_YOUR INSTRUCTIONS_
Search the data below for "horizontal"; list each line that holds it.

_DATA IN THIS EXERCISE_
--- begin ---
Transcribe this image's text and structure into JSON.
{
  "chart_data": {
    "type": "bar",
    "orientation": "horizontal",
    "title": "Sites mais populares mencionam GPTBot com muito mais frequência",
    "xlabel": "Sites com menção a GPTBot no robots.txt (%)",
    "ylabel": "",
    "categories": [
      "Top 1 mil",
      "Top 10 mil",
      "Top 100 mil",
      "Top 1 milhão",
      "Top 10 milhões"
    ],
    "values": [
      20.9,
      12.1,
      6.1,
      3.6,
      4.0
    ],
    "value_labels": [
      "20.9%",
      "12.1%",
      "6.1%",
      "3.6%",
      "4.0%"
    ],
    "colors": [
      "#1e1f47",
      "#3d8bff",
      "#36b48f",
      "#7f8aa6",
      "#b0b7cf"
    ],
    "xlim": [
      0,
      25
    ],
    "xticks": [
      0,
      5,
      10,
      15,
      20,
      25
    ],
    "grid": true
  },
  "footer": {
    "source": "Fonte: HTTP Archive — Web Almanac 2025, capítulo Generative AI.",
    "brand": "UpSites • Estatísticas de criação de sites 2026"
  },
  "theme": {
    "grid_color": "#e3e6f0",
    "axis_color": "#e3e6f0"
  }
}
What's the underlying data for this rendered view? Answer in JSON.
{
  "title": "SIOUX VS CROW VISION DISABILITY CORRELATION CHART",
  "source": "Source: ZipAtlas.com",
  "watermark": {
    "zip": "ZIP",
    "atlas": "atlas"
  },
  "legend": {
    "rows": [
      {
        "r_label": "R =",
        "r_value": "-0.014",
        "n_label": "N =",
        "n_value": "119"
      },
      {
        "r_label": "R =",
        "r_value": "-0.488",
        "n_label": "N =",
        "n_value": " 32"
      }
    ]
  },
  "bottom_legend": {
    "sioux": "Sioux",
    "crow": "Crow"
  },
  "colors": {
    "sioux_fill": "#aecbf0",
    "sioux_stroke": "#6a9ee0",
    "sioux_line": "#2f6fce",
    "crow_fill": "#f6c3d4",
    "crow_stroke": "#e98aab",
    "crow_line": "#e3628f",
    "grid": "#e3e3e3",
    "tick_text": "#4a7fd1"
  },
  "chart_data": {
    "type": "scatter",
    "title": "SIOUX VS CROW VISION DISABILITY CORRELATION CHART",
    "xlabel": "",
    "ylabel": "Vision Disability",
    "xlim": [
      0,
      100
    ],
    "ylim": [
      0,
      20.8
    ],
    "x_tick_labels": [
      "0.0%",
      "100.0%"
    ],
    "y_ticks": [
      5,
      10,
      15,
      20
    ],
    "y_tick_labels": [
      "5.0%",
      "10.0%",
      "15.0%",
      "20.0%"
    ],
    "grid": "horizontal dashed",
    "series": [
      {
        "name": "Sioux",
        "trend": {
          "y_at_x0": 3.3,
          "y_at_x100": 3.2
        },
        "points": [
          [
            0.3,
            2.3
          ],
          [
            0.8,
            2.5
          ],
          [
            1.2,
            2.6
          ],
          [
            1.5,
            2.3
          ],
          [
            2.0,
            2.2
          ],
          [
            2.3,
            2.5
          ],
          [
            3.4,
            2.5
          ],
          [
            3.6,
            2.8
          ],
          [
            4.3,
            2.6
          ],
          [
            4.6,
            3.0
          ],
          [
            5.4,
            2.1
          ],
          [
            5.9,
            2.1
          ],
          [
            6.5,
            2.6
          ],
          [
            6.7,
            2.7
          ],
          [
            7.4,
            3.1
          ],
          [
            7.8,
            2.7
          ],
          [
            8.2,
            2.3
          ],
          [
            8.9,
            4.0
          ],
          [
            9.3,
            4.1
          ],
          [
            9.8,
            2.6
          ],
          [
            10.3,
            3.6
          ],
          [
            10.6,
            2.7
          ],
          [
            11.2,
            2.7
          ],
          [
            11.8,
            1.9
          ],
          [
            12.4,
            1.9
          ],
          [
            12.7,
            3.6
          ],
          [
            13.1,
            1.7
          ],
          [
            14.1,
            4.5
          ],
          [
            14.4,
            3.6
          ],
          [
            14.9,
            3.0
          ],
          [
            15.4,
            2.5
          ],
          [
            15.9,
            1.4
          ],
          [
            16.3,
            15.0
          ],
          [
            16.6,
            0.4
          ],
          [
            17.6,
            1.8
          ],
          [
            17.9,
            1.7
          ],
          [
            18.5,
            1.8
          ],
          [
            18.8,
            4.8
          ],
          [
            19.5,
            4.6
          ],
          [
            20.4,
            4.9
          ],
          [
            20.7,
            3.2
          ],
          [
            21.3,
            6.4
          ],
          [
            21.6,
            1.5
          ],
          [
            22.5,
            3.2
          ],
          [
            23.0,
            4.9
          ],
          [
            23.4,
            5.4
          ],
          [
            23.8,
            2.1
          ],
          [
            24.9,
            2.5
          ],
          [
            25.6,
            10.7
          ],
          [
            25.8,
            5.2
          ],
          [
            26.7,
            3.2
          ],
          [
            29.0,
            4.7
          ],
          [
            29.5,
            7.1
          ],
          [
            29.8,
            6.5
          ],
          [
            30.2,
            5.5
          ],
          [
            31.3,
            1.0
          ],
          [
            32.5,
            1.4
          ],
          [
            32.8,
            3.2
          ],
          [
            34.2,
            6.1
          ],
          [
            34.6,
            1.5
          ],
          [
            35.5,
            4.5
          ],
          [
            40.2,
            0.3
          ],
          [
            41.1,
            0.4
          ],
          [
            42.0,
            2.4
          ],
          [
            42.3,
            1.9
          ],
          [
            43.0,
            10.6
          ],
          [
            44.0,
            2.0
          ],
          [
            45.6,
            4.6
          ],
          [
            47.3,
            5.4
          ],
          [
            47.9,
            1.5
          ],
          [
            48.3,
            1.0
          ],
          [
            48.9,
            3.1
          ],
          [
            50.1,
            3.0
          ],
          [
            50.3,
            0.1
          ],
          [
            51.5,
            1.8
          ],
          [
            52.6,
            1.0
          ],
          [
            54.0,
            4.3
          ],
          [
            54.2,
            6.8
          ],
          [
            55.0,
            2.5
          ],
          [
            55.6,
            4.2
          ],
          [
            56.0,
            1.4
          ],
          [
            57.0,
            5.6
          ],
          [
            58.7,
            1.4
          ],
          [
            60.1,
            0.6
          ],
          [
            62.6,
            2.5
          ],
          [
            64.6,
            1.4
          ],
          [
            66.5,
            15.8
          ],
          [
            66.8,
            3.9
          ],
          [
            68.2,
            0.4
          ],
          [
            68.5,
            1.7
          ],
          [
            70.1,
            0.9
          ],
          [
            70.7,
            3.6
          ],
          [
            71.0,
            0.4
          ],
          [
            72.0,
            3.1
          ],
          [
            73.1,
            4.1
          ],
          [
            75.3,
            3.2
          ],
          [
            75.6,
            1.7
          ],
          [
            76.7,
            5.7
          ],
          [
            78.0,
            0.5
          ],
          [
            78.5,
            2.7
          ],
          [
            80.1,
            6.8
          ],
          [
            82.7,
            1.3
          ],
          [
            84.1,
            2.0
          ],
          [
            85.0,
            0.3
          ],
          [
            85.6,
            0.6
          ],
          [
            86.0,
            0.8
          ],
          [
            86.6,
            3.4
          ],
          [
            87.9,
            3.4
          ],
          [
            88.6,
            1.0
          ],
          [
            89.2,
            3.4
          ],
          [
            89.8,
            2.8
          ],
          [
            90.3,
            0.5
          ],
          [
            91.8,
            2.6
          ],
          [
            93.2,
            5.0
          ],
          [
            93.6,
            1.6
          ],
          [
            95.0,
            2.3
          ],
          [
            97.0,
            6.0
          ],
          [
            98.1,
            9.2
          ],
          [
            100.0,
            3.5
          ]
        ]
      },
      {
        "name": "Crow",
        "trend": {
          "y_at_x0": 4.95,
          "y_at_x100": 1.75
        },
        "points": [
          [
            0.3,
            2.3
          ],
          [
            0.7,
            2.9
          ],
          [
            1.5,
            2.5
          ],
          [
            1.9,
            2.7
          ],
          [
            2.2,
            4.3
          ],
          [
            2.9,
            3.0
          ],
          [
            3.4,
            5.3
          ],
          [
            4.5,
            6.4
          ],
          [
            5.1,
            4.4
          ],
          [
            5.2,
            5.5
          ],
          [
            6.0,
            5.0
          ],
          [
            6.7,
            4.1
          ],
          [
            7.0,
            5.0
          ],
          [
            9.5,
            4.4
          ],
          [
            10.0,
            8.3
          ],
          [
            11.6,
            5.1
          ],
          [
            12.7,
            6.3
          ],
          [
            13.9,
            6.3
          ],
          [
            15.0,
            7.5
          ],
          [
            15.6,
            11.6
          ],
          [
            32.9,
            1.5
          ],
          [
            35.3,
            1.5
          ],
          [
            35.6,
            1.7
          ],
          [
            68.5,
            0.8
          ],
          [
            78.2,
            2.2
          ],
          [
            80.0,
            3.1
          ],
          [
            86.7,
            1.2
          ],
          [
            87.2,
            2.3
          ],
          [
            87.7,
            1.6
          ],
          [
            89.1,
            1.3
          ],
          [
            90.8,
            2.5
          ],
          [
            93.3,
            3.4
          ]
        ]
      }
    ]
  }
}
--- end ---
_TASK ANSWER_
    "orientation": "horizontal",
    "grid": "horizontal dashed",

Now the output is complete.